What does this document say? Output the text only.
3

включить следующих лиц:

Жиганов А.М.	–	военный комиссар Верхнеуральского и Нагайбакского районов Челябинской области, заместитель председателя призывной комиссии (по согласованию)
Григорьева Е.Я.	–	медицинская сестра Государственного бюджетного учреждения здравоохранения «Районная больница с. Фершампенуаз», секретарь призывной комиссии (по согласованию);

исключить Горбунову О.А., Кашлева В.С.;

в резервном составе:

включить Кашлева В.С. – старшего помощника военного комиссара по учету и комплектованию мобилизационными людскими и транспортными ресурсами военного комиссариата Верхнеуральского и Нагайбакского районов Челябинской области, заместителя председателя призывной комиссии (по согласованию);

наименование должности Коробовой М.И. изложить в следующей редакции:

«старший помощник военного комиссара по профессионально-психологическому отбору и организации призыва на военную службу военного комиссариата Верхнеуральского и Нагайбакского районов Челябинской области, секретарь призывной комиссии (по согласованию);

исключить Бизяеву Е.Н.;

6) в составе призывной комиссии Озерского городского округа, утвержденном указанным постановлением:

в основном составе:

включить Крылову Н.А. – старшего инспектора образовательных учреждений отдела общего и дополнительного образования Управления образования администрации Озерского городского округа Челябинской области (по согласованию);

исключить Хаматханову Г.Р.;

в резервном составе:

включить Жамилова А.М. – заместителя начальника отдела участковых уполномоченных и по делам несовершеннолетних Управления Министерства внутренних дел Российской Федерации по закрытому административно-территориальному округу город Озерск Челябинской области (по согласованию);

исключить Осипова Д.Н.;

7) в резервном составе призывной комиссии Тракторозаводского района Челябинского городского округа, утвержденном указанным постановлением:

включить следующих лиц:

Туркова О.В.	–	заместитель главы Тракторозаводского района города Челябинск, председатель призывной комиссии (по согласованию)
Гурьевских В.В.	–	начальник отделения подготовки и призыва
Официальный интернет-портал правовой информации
* * * * *
Read the entries above, then pull out the lines that include "включить".

● Finished task
включить следующих лиц:
включить Кашлева В.С. – старшего помощника военного комиссара по учету и комплектованию мобилизационными людскими и транспортными ресурсами военного комиссариата Верхнеуральского и Нагайбакского районов Челябинской области, заместителя председателя призывной комиссии (по согласованию);
включить Крылову Н.А. – старшего инспектора образовательных учреждений отдела общего и дополнительного образования Управления образования администрации Озерского городского округа Челябинской области (по согласованию);
включить Жамилова А.М. – заместителя начальника отдела участковых уполномоченных и по делам несовершеннолетних Управления Министерства внутренних дел Российской Федерации по закрытому административно-территориальному округу город Озерск Челябинской области (по согласованию);
включить следующих лиц:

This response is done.